Extracted material:

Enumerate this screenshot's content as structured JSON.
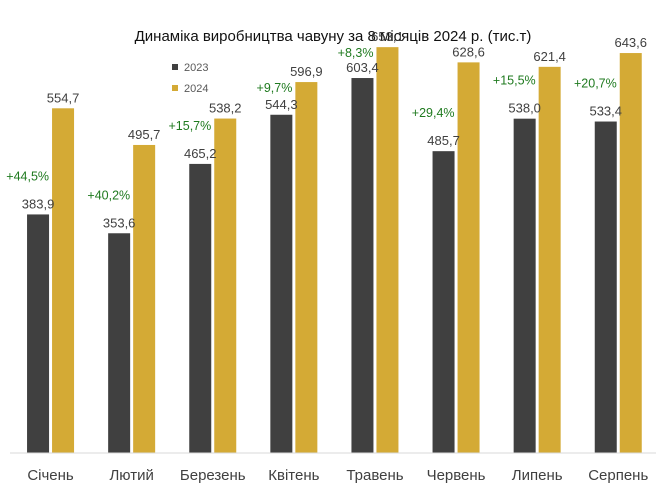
{
  "chart_data": {
    "type": "bar",
    "title": "Динаміка виробництва чавуну за 8 місяців 2024 р. (тис.т)",
    "categories": [
      "Січень",
      "Лютий",
      "Березень",
      "Квітень",
      "Травень",
      "Червень",
      "Липень",
      "Серпень"
    ],
    "series": [
      {
        "name": "2023",
        "color": "#404040",
        "values": [
          383.9,
          353.6,
          465.2,
          544.3,
          603.4,
          485.7,
          538.0,
          533.4
        ],
        "labels": [
          "383,9",
          "353,6",
          "465,2",
          "544,3",
          "603,4",
          "485,7",
          "538,0",
          "533,4"
        ]
      },
      {
        "name": "2024",
        "color": "#D4AA35",
        "values": [
          554.7,
          495.7,
          538.2,
          596.9,
          653.1,
          628.6,
          621.4,
          643.6
        ],
        "labels": [
          "554,7",
          "495,7",
          "538,2",
          "596,9",
          "653,1",
          "628,6",
          "621,4",
          "643,6"
        ]
      }
    ],
    "change_labels": [
      "+44,5%",
      "+40,2%",
      "+15,7%",
      "+9,7%",
      "+8,3%",
      "+29,4%",
      "+15,5%",
      "+20,7%"
    ],
    "change_color": "#1f7a1f",
    "ylim": [
      0,
      700
    ],
    "grid": false,
    "legend_position": "top-left"
  }
}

What is asked:
Repeat the data exactly in full, omitting its pictures.

Answer:
Enumerate this screenshot's content as structured JSON.
{
  "chart_data": {
    "type": "bar",
    "title": "Динаміка виробництва чавуну за 8 місяців 2024 р. (тис.т)",
    "categories": [
      "Січень",
      "Лютий",
      "Березень",
      "Квітень",
      "Травень",
      "Червень",
      "Липень",
      "Серпень"
    ],
    "series": [
      {
        "name": "2023",
        "color": "#404040",
        "values": [
          383.9,
          353.6,
          465.2,
          544.3,
          603.4,
          485.7,
          538.0,
          533.4
        ],
        "labels": [
          "383,9",
          "353,6",
          "465,2",
          "544,3",
          "603,4",
          "485,7",
          "538,0",
          "533,4"
        ]
      },
      {
        "name": "2024",
        "color": "#D4AA35",
        "values": [
          554.7,
          495.7,
          538.2,
          596.9,
          653.1,
          628.6,
          621.4,
          643.6
        ],
        "labels": [
          "554,7",
          "495,7",
          "538,2",
          "596,9",
          "653,1",
          "628,6",
          "621,4",
          "643,6"
        ]
      }
    ],
    "change_labels": [
      "+44,5%",
      "+40,2%",
      "+15,7%",
      "+9,7%",
      "+8,3%",
      "+29,4%",
      "+15,5%",
      "+20,7%"
    ],
    "change_color": "#1f7a1f",
    "ylim": [
      0,
      700
    ],
    "grid": false,
    "legend_position": "top-left"
  }
}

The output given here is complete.